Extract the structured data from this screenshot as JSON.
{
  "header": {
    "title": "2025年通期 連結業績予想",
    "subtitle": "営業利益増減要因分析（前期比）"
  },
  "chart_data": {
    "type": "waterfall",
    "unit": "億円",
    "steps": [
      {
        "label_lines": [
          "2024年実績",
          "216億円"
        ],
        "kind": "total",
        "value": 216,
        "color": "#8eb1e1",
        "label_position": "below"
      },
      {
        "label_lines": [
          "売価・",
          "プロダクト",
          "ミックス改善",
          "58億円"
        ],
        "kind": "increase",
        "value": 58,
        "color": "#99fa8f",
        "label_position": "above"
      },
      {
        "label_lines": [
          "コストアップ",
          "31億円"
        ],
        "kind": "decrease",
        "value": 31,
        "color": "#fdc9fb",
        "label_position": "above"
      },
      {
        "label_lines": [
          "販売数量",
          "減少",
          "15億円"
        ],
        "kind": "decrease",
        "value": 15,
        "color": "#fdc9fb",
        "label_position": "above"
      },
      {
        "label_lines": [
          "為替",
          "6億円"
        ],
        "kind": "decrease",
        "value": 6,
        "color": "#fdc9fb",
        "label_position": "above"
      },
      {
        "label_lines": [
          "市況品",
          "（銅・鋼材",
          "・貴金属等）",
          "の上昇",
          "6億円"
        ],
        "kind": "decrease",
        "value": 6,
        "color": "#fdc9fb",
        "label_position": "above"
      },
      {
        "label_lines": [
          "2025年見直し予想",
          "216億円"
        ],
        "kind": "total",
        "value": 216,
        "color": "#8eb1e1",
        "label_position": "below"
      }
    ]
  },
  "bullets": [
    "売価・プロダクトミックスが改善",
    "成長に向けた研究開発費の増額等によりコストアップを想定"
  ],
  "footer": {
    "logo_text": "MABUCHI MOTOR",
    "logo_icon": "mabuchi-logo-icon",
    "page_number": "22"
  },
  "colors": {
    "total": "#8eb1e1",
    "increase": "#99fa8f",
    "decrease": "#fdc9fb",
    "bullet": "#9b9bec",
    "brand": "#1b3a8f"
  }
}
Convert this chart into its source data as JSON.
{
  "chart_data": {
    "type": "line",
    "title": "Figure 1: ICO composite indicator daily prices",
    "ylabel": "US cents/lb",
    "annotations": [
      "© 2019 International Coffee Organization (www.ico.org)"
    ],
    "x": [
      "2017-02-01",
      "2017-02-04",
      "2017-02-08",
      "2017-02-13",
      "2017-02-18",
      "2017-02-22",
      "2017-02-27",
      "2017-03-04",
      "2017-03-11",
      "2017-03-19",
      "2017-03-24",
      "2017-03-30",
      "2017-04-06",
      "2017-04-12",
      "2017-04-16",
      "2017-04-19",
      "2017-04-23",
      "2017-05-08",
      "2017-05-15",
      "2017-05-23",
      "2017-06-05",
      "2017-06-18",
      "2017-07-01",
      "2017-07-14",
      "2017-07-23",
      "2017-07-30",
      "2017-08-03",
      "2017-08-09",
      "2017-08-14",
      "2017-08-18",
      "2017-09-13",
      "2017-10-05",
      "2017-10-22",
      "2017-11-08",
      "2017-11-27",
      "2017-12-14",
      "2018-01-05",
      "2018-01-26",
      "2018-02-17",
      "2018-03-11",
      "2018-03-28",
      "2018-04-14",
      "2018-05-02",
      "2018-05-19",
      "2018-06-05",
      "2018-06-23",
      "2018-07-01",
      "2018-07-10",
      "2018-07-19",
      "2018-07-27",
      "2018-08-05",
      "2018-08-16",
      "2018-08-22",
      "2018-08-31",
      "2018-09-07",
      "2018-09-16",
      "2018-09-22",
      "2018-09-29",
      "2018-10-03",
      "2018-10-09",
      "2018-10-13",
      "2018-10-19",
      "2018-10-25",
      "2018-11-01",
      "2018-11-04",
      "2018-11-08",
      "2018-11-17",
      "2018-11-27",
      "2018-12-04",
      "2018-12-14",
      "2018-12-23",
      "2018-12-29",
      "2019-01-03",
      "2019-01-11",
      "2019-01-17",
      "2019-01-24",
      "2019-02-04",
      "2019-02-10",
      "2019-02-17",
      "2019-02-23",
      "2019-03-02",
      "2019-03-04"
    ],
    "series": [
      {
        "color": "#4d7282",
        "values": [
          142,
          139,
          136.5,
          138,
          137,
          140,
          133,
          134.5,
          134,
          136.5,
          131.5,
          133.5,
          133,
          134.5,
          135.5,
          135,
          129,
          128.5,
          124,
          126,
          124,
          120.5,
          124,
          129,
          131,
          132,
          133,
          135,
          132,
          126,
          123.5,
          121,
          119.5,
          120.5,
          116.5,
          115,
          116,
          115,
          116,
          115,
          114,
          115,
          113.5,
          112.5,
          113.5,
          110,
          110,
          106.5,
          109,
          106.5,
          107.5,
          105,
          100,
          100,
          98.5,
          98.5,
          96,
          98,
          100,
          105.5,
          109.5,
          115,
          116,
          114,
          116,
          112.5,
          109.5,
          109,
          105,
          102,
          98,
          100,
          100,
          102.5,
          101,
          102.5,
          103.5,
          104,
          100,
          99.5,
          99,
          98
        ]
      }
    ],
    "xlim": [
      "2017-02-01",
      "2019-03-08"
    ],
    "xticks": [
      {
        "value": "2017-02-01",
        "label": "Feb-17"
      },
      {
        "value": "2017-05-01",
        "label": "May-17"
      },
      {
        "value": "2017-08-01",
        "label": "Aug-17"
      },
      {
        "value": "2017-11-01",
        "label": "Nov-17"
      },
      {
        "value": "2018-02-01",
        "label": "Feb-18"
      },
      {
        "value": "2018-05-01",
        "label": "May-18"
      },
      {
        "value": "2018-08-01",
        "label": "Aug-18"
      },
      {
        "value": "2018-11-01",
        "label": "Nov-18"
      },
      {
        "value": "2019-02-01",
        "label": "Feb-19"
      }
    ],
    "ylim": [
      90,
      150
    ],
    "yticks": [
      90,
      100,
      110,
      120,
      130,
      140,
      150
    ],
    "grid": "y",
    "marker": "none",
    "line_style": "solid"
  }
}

---

◆ Goal
The records above must be output exactly, in full.

◆ The result
Extract the structured data from this screenshot as JSON.
{
  "header": {
    "title": "2025年通期 連結業績予想",
    "subtitle": "営業利益増減要因分析（前期比）"
  },
  "chart_data": {
    "type": "waterfall",
    "unit": "億円",
    "steps": [
      {
        "label_lines": [
          "2024年実績",
          "216億円"
        ],
        "kind": "total",
        "value": 216,
        "color": "#8eb1e1",
        "label_position": "below"
      },
      {
        "label_lines": [
          "売価・",
          "プロダクト",
          "ミックス改善",
          "58億円"
        ],
        "kind": "increase",
        "value": 58,
        "color": "#99fa8f",
        "label_position": "above"
      },
      {
        "label_lines": [
          "コストアップ",
          "31億円"
        ],
        "kind": "decrease",
        "value": 31,
        "color": "#fdc9fb",
        "label_position": "above"
      },
      {
        "label_lines": [
          "販売数量",
          "減少",
          "15億円"
        ],
        "kind": "decrease",
        "value": 15,
        "color": "#fdc9fb",
        "label_position": "above"
      },
      {
        "label_lines": [
          "為替",
          "6億円"
        ],
        "kind": "decrease",
        "value": 6,
        "color": "#fdc9fb",
        "label_position": "above"
      },
      {
        "label_lines": [
          "市況品",
          "（銅・鋼材",
          "・貴金属等）",
          "の上昇",
          "6億円"
        ],
        "kind": "decrease",
        "value": 6,
        "color": "#fdc9fb",
        "label_position": "above"
      },
      {
        "label_lines": [
          "2025年見直し予想",
          "216億円"
        ],
        "kind": "total",
        "value": 216,
        "color": "#8eb1e1",
        "label_position": "below"
      }
    ]
  },
  "bullets": [
    "売価・プロダクトミックスが改善",
    "成長に向けた研究開発費の増額等によりコストアップを想定"
  ],
  "footer": {
    "logo_text": "MABUCHI MOTOR",
    "logo_icon": "mabuchi-logo-icon",
    "page_number": "22"
  },
  "colors": {
    "total": "#8eb1e1",
    "increase": "#99fa8f",
    "decrease": "#fdc9fb",
    "bullet": "#9b9bec",
    "brand": "#1b3a8f"
  }
}
Convert this chart into its source data as JSON.
{
  "chart_data": {
    "type": "line",
    "title": "Figure 1: ICO composite indicator daily prices",
    "ylabel": "US cents/lb",
    "annotations": [
      "© 2019 International Coffee Organization (www.ico.org)"
    ],
    "x": [
      "2017-02-01",
      "2017-02-04",
      "2017-02-08",
      "2017-02-13",
      "2017-02-18",
      "2017-02-22",
      "2017-02-27",
      "2017-03-04",
      "2017-03-11",
      "2017-03-19",
      "2017-03-24",
      "2017-03-30",
      "2017-04-06",
      "2017-04-12",
      "2017-04-16",
      "2017-04-19",
      "2017-04-23",
      "2017-05-08",
      "2017-05-15",
      "2017-05-23",
      "2017-06-05",
      "2017-06-18",
      "2017-07-01",
      "2017-07-14",
      "2017-07-23",
      "2017-07-30",
      "2017-08-03",
      "2017-08-09",
      "2017-08-14",
      "2017-08-18",
      "2017-09-13",
      "2017-10-05",
      "2017-10-22",
      "2017-11-08",
      "2017-11-27",
      "2017-12-14",
      "2018-01-05",
      "2018-01-26",
      "2018-02-17",
      "2018-03-11",
      "2018-03-28",
      "2018-04-14",
      "2018-05-02",
      "2018-05-19",
      "2018-06-05",
      "2018-06-23",
      "2018-07-01",
      "2018-07-10",
      "2018-07-19",
      "2018-07-27",
      "2018-08-05",
      "2018-08-16",
      "2018-08-22",
      "2018-08-31",
      "2018-09-07",
      "2018-09-16",
      "2018-09-22",
      "2018-09-29",
      "2018-10-03",
      "2018-10-09",
      "2018-10-13",
      "2018-10-19",
      "2018-10-25",
      "2018-11-01",
      "2018-11-04",
      "2018-11-08",
      "2018-11-17",
      "2018-11-27",
      "2018-12-04",
      "2018-12-14",
      "2018-12-23",
      "2018-12-29",
      "2019-01-03",
      "2019-01-11",
      "2019-01-17",
      "2019-01-24",
      "2019-02-04",
      "2019-02-10",
      "2019-02-17",
      "2019-02-23",
      "2019-03-02",
      "2019-03-04"
    ],
    "series": [
      {
        "color": "#4d7282",
        "values": [
          142,
          139,
          136.5,
          138,
          137,
          140,
          133,
          134.5,
          134,
          136.5,
          131.5,
          133.5,
          133,
          134.5,
          135.5,
          135,
          129,
          128.5,
          124,
          126,
          124,
          120.5,
          124,
          129,
          131,
          132,
          133,
          135,
          132,
          126,
          123.5,
          121,
          119.5,
          120.5,
          116.5,
          115,
          116,
          115,
          116,
          115,
          114,
          115,
          113.5,
          112.5,
          113.5,
          110,
          110,
          106.5,
          109,
          106.5,
          107.5,
          105,
          100,
          100,
          98.5,
          98.5,
          96,
          98,
          100,
          105.5,
          109.5,
          115,
          116,
          114,
          116,
          112.5,
          109.5,
          109,
          105,
          102,
          98,
          100,
          100,
          102.5,
          101,
          102.5,
          103.5,
          104,
          100,
          99.5,
          99,
          98
        ]
      }
    ],
    "xlim": [
      "2017-02-01",
      "2019-03-08"
    ],
    "xticks": [
      {
        "value": "2017-02-01",
        "label": "Feb-17"
      },
      {
        "value": "2017-05-01",
        "label": "May-17"
      },
      {
        "value": "2017-08-01",
        "label": "Aug-17"
      },
      {
        "value": "2017-11-01",
        "label": "Nov-17"
      },
      {
        "value": "2018-02-01",
        "label": "Feb-18"
      },
      {
        "value": "2018-05-01",
        "label": "May-18"
      },
      {
        "value": "2018-08-01",
        "label": "Aug-18"
      },
      {
        "value": "2018-11-01",
        "label": "Nov-18"
      },
      {
        "value": "2019-02-01",
        "label": "Feb-19"
      }
    ],
    "ylim": [
      90,
      150
    ],
    "yticks": [
      90,
      100,
      110,
      120,
      130,
      140,
      150
    ],
    "grid": "y",
    "marker": "none",
    "line_style": "solid"
  }
}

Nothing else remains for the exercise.